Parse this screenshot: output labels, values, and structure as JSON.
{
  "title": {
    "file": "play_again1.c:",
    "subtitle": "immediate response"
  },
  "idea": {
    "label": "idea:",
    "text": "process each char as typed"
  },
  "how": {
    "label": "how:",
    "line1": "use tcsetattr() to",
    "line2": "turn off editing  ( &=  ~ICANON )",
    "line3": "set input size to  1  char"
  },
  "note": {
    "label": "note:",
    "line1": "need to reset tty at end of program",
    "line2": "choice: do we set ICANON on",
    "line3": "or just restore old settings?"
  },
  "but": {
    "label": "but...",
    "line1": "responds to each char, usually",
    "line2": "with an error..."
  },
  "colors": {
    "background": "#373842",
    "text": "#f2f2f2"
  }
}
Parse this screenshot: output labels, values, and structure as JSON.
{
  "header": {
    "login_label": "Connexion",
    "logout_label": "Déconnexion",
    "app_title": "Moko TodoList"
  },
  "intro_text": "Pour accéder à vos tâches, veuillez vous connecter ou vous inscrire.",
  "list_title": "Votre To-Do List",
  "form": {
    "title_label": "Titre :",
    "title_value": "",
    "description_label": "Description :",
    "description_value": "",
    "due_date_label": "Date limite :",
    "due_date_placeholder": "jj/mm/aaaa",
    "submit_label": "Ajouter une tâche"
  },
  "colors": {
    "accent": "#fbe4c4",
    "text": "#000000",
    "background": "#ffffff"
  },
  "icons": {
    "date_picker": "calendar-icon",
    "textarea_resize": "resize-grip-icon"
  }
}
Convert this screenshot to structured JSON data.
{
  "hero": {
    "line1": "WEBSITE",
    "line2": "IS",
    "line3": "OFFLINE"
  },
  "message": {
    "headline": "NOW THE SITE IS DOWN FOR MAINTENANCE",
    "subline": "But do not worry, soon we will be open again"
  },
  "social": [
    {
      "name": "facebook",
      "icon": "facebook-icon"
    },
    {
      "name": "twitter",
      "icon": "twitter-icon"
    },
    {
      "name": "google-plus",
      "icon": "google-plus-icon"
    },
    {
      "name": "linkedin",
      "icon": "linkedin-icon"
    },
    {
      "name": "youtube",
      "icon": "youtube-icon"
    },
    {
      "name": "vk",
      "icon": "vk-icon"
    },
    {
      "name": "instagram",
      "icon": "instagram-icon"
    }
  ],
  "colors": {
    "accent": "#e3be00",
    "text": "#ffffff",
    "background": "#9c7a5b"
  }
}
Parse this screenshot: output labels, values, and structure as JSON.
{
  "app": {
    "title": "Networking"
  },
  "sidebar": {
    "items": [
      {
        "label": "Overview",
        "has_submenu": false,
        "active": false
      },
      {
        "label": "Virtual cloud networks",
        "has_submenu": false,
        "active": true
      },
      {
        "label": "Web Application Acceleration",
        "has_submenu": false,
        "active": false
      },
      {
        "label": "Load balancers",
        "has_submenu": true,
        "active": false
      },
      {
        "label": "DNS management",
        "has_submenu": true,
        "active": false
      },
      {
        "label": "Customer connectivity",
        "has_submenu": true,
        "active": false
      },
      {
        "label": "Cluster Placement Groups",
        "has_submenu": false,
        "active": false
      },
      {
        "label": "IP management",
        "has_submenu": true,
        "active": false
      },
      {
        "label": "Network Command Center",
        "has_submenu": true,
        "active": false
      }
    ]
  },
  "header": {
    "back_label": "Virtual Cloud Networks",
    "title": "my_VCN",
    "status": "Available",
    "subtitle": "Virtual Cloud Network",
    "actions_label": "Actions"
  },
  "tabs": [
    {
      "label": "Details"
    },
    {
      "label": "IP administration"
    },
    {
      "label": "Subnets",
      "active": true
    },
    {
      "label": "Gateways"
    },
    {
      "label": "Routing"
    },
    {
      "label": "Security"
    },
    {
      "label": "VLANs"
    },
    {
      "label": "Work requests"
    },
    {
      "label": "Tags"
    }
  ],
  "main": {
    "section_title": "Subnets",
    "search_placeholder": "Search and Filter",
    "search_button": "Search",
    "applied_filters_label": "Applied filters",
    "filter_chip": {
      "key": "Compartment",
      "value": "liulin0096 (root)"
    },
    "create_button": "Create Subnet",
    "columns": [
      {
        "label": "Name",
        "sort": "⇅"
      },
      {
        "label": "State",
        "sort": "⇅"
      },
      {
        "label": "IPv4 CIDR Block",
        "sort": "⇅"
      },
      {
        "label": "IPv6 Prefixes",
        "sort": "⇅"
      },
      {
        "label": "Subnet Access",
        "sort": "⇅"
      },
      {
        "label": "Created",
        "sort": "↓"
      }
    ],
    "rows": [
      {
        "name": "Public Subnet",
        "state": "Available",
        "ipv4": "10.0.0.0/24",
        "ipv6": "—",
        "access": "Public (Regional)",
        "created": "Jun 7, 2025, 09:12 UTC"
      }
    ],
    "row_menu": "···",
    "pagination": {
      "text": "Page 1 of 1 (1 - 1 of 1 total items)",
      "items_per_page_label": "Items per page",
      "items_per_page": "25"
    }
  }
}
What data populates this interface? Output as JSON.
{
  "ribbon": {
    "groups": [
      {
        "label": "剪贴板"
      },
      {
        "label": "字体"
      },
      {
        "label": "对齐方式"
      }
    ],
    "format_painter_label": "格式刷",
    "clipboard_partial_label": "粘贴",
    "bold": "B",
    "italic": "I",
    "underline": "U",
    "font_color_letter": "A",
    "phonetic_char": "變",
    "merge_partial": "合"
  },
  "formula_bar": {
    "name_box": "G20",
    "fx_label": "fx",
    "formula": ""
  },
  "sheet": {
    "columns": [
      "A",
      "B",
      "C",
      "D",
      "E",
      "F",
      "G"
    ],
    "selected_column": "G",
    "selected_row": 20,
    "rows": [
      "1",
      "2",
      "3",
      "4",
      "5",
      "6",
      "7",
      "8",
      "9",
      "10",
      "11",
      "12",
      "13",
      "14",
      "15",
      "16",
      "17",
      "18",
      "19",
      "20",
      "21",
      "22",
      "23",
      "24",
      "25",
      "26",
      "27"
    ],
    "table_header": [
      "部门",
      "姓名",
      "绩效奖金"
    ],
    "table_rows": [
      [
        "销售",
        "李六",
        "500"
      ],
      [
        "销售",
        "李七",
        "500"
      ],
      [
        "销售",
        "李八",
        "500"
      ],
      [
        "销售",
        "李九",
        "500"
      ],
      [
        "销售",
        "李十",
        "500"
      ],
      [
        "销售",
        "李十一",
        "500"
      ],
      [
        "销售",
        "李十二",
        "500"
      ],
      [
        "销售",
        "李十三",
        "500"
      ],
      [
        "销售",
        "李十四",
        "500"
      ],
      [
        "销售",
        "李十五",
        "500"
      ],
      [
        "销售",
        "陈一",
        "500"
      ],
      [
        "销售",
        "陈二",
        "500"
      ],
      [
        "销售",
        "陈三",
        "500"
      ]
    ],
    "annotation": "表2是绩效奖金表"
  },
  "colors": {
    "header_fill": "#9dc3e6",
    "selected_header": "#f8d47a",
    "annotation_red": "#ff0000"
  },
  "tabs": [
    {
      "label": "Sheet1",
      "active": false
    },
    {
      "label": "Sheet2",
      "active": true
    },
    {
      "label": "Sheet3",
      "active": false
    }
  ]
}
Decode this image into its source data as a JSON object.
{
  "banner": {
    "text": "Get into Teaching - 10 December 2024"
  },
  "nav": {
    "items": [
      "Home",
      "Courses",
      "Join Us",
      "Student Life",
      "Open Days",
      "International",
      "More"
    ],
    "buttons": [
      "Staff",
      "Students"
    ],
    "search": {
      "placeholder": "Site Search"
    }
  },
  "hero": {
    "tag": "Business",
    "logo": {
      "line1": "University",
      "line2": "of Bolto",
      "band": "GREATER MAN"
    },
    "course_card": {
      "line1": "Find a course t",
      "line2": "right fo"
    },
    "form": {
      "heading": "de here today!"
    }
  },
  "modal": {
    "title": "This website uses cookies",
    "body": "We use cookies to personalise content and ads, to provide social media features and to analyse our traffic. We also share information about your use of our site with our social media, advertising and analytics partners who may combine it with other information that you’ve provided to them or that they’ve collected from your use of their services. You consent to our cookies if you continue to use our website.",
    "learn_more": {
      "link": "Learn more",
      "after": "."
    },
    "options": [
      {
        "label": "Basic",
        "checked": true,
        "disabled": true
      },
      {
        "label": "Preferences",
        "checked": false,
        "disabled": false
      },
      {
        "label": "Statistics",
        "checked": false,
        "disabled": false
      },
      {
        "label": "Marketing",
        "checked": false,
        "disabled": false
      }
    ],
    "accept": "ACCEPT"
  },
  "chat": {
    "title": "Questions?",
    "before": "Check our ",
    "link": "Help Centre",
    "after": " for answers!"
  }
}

◆ ◆ ◆

• Your objective:
Examine the entries and report how many of their lines contain the string "background", giving no more than the number.

• Task response:
3